What is required =
Skip the pictures. Repeat everything else in the records word for word.

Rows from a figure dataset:
----------
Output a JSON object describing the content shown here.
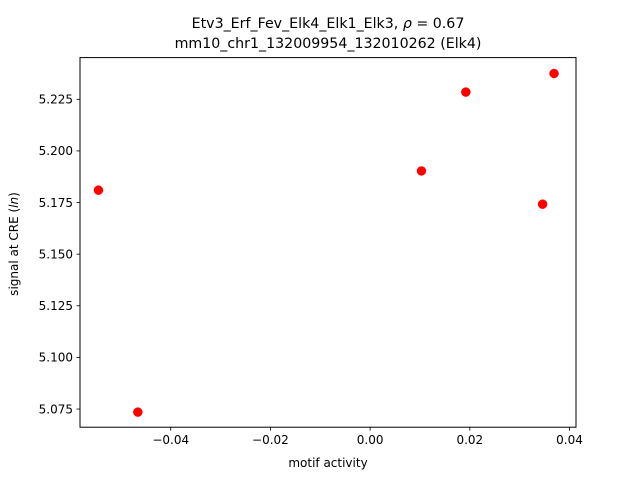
{
  "chart_data": {
    "type": "scatter",
    "title_line1_prefix": "Etv3_Erf_Fev_Elk4_Elk1_Elk3, ",
    "title_line1_rho_symbol": "ρ",
    "title_line1_rho_value": " = 0.67",
    "title_line2": "mm10_chr1_132009954_132010262 (Elk4)",
    "xlabel": "motif activity",
    "ylabel_prefix": "signal at CRE (",
    "ylabel_italic": "ln",
    "ylabel_suffix": ")",
    "xlim": [
      -0.0582,
      0.0413
    ],
    "ylim": [
      5.0662,
      5.2452
    ],
    "x_ticks": [
      {
        "value": -0.04,
        "label": "−0.04"
      },
      {
        "value": -0.02,
        "label": "−0.02"
      },
      {
        "value": 0.0,
        "label": "0.00"
      },
      {
        "value": 0.02,
        "label": "0.02"
      },
      {
        "value": 0.04,
        "label": "0.04"
      }
    ],
    "y_ticks": [
      {
        "value": 5.075,
        "label": "5.075"
      },
      {
        "value": 5.1,
        "label": "5.100"
      },
      {
        "value": 5.125,
        "label": "5.125"
      },
      {
        "value": 5.15,
        "label": "5.150"
      },
      {
        "value": 5.175,
        "label": "5.175"
      },
      {
        "value": 5.2,
        "label": "5.200"
      },
      {
        "value": 5.225,
        "label": "5.225"
      }
    ],
    "series": [
      {
        "color": "#ff0000",
        "marker": "circle",
        "points": [
          {
            "x": -0.0545,
            "y": 5.181
          },
          {
            "x": -0.0466,
            "y": 5.0735
          },
          {
            "x": 0.0103,
            "y": 5.1903
          },
          {
            "x": 0.0192,
            "y": 5.2285
          },
          {
            "x": 0.0346,
            "y": 5.1742
          },
          {
            "x": 0.0369,
            "y": 5.2375
          }
        ]
      }
    ],
    "grid": false,
    "legend": "none"
  }
}
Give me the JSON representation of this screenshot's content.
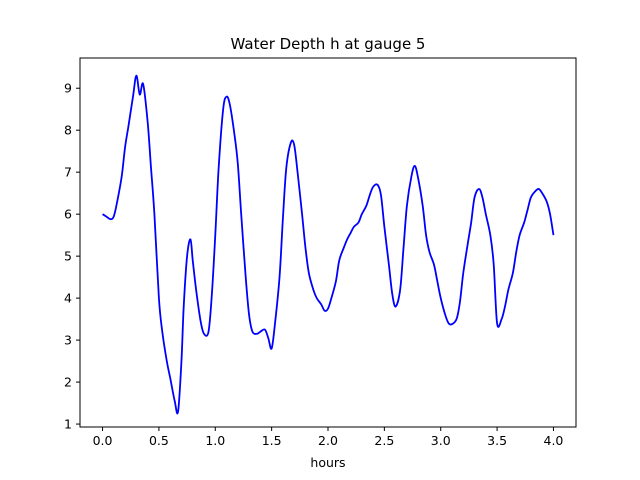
{
  "chart_data": {
    "type": "line",
    "title": "Water Depth h at gauge 5",
    "xlabel": "hours",
    "ylabel": "",
    "xlim": [
      -0.2,
      4.2
    ],
    "ylim": [
      0.93,
      9.72
    ],
    "xticks": [
      0.0,
      0.5,
      1.0,
      1.5,
      2.0,
      2.5,
      3.0,
      3.5,
      4.0
    ],
    "xtick_labels": [
      "0.0",
      "0.5",
      "1.0",
      "1.5",
      "2.0",
      "2.5",
      "3.0",
      "3.5",
      "4.0"
    ],
    "yticks": [
      1,
      2,
      3,
      4,
      5,
      6,
      7,
      8,
      9
    ],
    "ytick_labels": [
      "1",
      "2",
      "3",
      "4",
      "5",
      "6",
      "7",
      "8",
      "9"
    ],
    "grid": false,
    "legend": "none",
    "series": [
      {
        "color": "#0000ff",
        "x": [
          0.0,
          0.03,
          0.07,
          0.1,
          0.13,
          0.17,
          0.2,
          0.23,
          0.27,
          0.3,
          0.33,
          0.36,
          0.4,
          0.43,
          0.46,
          0.5,
          0.53,
          0.57,
          0.6,
          0.64,
          0.67,
          0.7,
          0.72,
          0.75,
          0.78,
          0.8,
          0.83,
          0.87,
          0.9,
          0.94,
          0.97,
          1.0,
          1.03,
          1.07,
          1.1,
          1.13,
          1.17,
          1.2,
          1.23,
          1.27,
          1.3,
          1.33,
          1.37,
          1.4,
          1.44,
          1.47,
          1.5,
          1.53,
          1.57,
          1.6,
          1.63,
          1.67,
          1.7,
          1.73,
          1.77,
          1.8,
          1.83,
          1.87,
          1.9,
          1.94,
          1.97,
          2.0,
          2.03,
          2.07,
          2.1,
          2.14,
          2.17,
          2.2,
          2.23,
          2.27,
          2.3,
          2.34,
          2.37,
          2.4,
          2.44,
          2.47,
          2.5,
          2.54,
          2.57,
          2.6,
          2.64,
          2.67,
          2.7,
          2.74,
          2.77,
          2.8,
          2.84,
          2.87,
          2.9,
          2.94,
          2.97,
          3.0,
          3.04,
          3.07,
          3.1,
          3.14,
          3.17,
          3.2,
          3.24,
          3.27,
          3.3,
          3.34,
          3.37,
          3.4,
          3.44,
          3.47,
          3.5,
          3.54,
          3.57,
          3.6,
          3.64,
          3.67,
          3.7,
          3.74,
          3.77,
          3.8,
          3.84,
          3.87,
          3.9,
          3.94,
          3.97,
          4.0
        ],
        "y": [
          6.0,
          5.95,
          5.88,
          5.95,
          6.3,
          6.9,
          7.6,
          8.1,
          8.8,
          9.3,
          8.85,
          9.1,
          8.2,
          7.1,
          6.0,
          4.0,
          3.2,
          2.5,
          2.1,
          1.55,
          1.3,
          2.5,
          3.8,
          5.0,
          5.4,
          4.9,
          4.2,
          3.45,
          3.15,
          3.2,
          4.1,
          5.5,
          7.1,
          8.5,
          8.8,
          8.6,
          7.9,
          7.2,
          6.0,
          4.5,
          3.6,
          3.2,
          3.15,
          3.2,
          3.25,
          3.05,
          2.8,
          3.4,
          4.5,
          5.9,
          7.1,
          7.7,
          7.65,
          7.0,
          6.0,
          5.2,
          4.6,
          4.2,
          4.0,
          3.85,
          3.7,
          3.75,
          4.0,
          4.4,
          4.9,
          5.2,
          5.4,
          5.55,
          5.7,
          5.8,
          6.0,
          6.2,
          6.45,
          6.65,
          6.7,
          6.45,
          5.7,
          4.8,
          4.1,
          3.8,
          4.2,
          5.2,
          6.2,
          6.9,
          7.15,
          6.85,
          6.2,
          5.5,
          5.1,
          4.8,
          4.4,
          4.0,
          3.6,
          3.4,
          3.38,
          3.5,
          3.9,
          4.6,
          5.3,
          5.8,
          6.4,
          6.6,
          6.4,
          6.0,
          5.5,
          4.8,
          3.4,
          3.5,
          3.8,
          4.2,
          4.6,
          5.1,
          5.5,
          5.8,
          6.1,
          6.4,
          6.55,
          6.6,
          6.5,
          6.3,
          6.0,
          5.5
        ],
        "name": ""
      }
    ]
  }
}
----------
Exercise result =
Output a JSON object describing the content shown here.
{
  "chart_data": {
    "type": "scatter",
    "title_line1_prefix": "Etv3_Erf_Fev_Elk4_Elk1_Elk3, ",
    "title_line1_rho_symbol": "ρ",
    "title_line1_rho_value": " = 0.67",
    "title_line2": "mm10_chr1_132009954_132010262 (Elk4)",
    "xlabel": "motif activity",
    "ylabel_prefix": "signal at CRE (",
    "ylabel_italic": "ln",
    "ylabel_suffix": ")",
    "xlim": [
      -0.0582,
      0.0413
    ],
    "ylim": [
      5.0662,
      5.2452
    ],
    "x_ticks": [
      {
        "value": -0.04,
        "label": "−0.04"
      },
      {
        "value": -0.02,
        "label": "−0.02"
      },
      {
        "value": 0.0,
        "label": "0.00"
      },
      {
        "value": 0.02,
        "label": "0.02"
      },
      {
        "value": 0.04,
        "label": "0.04"
      }
    ],
    "y_ticks": [
      {
        "value": 5.075,
        "label": "5.075"
      },
      {
        "value": 5.1,
        "label": "5.100"
      },
      {
        "value": 5.125,
        "label": "5.125"
      },
      {
        "value": 5.15,
        "label": "5.150"
      },
      {
        "value": 5.175,
        "label": "5.175"
      },
      {
        "value": 5.2,
        "label": "5.200"
      },
      {
        "value": 5.225,
        "label": "5.225"
      }
    ],
    "series": [
      {
        "color": "#ff0000",
        "marker": "circle",
        "points": [
          {
            "x": -0.0545,
            "y": 5.181
          },
          {
            "x": -0.0466,
            "y": 5.0735
          },
          {
            "x": 0.0103,
            "y": 5.1903
          },
          {
            "x": 0.0192,
            "y": 5.2285
          },
          {
            "x": 0.0346,
            "y": 5.1742
          },
          {
            "x": 0.0369,
            "y": 5.2375
          }
        ]
      }
    ],
    "grid": false,
    "legend": "none"
  }
}
Give me the JSON representation of this screenshot's content.
{
  "chart_data": {
    "type": "line",
    "title": "Water Depth h at gauge 5",
    "xlabel": "hours",
    "ylabel": "",
    "xlim": [
      -0.2,
      4.2
    ],
    "ylim": [
      0.93,
      9.72
    ],
    "xticks": [
      0.0,
      0.5,
      1.0,
      1.5,
      2.0,
      2.5,
      3.0,
      3.5,
      4.0
    ],
    "xtick_labels": [
      "0.0",
      "0.5",
      "1.0",
      "1.5",
      "2.0",
      "2.5",
      "3.0",
      "3.5",
      "4.0"
    ],
    "yticks": [
      1,
      2,
      3,
      4,
      5,
      6,
      7,
      8,
      9
    ],
    "ytick_labels": [
      "1",
      "2",
      "3",
      "4",
      "5",
      "6",
      "7",
      "8",
      "9"
    ],
    "grid": false,
    "legend": "none",
    "series": [
      {
        "color": "#0000ff",
        "x": [
          0.0,
          0.03,
          0.07,
          0.1,
          0.13,
          0.17,
          0.2,
          0.23,
          0.27,
          0.3,
          0.33,
          0.36,
          0.4,
          0.43,
          0.46,
          0.5,
          0.53,
          0.57,
          0.6,
          0.64,
          0.67,
          0.7,
          0.72,
          0.75,
          0.78,
          0.8,
          0.83,
          0.87,
          0.9,
          0.94,
          0.97,
          1.0,
          1.03,
          1.07,
          1.1,
          1.13,
          1.17,
          1.2,
          1.23,
          1.27,
          1.3,
          1.33,
          1.37,
          1.4,
          1.44,
          1.47,
          1.5,
          1.53,
          1.57,
          1.6,
          1.63,
          1.67,
          1.7,
          1.73,
          1.77,
          1.8,
          1.83,
          1.87,
          1.9,
          1.94,
          1.97,
          2.0,
          2.03,
          2.07,
          2.1,
          2.14,
          2.17,
          2.2,
          2.23,
          2.27,
          2.3,
          2.34,
          2.37,
          2.4,
          2.44,
          2.47,
          2.5,
          2.54,
          2.57,
          2.6,
          2.64,
          2.67,
          2.7,
          2.74,
          2.77,
          2.8,
          2.84,
          2.87,
          2.9,
          2.94,
          2.97,
          3.0,
          3.04,
          3.07,
          3.1,
          3.14,
          3.17,
          3.2,
          3.24,
          3.27,
          3.3,
          3.34,
          3.37,
          3.4,
          3.44,
          3.47,
          3.5,
          3.54,
          3.57,
          3.6,
          3.64,
          3.67,
          3.7,
          3.74,
          3.77,
          3.8,
          3.84,
          3.87,
          3.9,
          3.94,
          3.97,
          4.0
        ],
        "y": [
          6.0,
          5.95,
          5.88,
          5.95,
          6.3,
          6.9,
          7.6,
          8.1,
          8.8,
          9.3,
          8.85,
          9.1,
          8.2,
          7.1,
          6.0,
          4.0,
          3.2,
          2.5,
          2.1,
          1.55,
          1.3,
          2.5,
          3.8,
          5.0,
          5.4,
          4.9,
          4.2,
          3.45,
          3.15,
          3.2,
          4.1,
          5.5,
          7.1,
          8.5,
          8.8,
          8.6,
          7.9,
          7.2,
          6.0,
          4.5,
          3.6,
          3.2,
          3.15,
          3.2,
          3.25,
          3.05,
          2.8,
          3.4,
          4.5,
          5.9,
          7.1,
          7.7,
          7.65,
          7.0,
          6.0,
          5.2,
          4.6,
          4.2,
          4.0,
          3.85,
          3.7,
          3.75,
          4.0,
          4.4,
          4.9,
          5.2,
          5.4,
          5.55,
          5.7,
          5.8,
          6.0,
          6.2,
          6.45,
          6.65,
          6.7,
          6.45,
          5.7,
          4.8,
          4.1,
          3.8,
          4.2,
          5.2,
          6.2,
          6.9,
          7.15,
          6.85,
          6.2,
          5.5,
          5.1,
          4.8,
          4.4,
          4.0,
          3.6,
          3.4,
          3.38,
          3.5,
          3.9,
          4.6,
          5.3,
          5.8,
          6.4,
          6.6,
          6.4,
          6.0,
          5.5,
          4.8,
          3.4,
          3.5,
          3.8,
          4.2,
          4.6,
          5.1,
          5.5,
          5.8,
          6.1,
          6.4,
          6.55,
          6.6,
          6.5,
          6.3,
          6.0,
          5.5
        ],
        "name": ""
      }
    ]
  }
}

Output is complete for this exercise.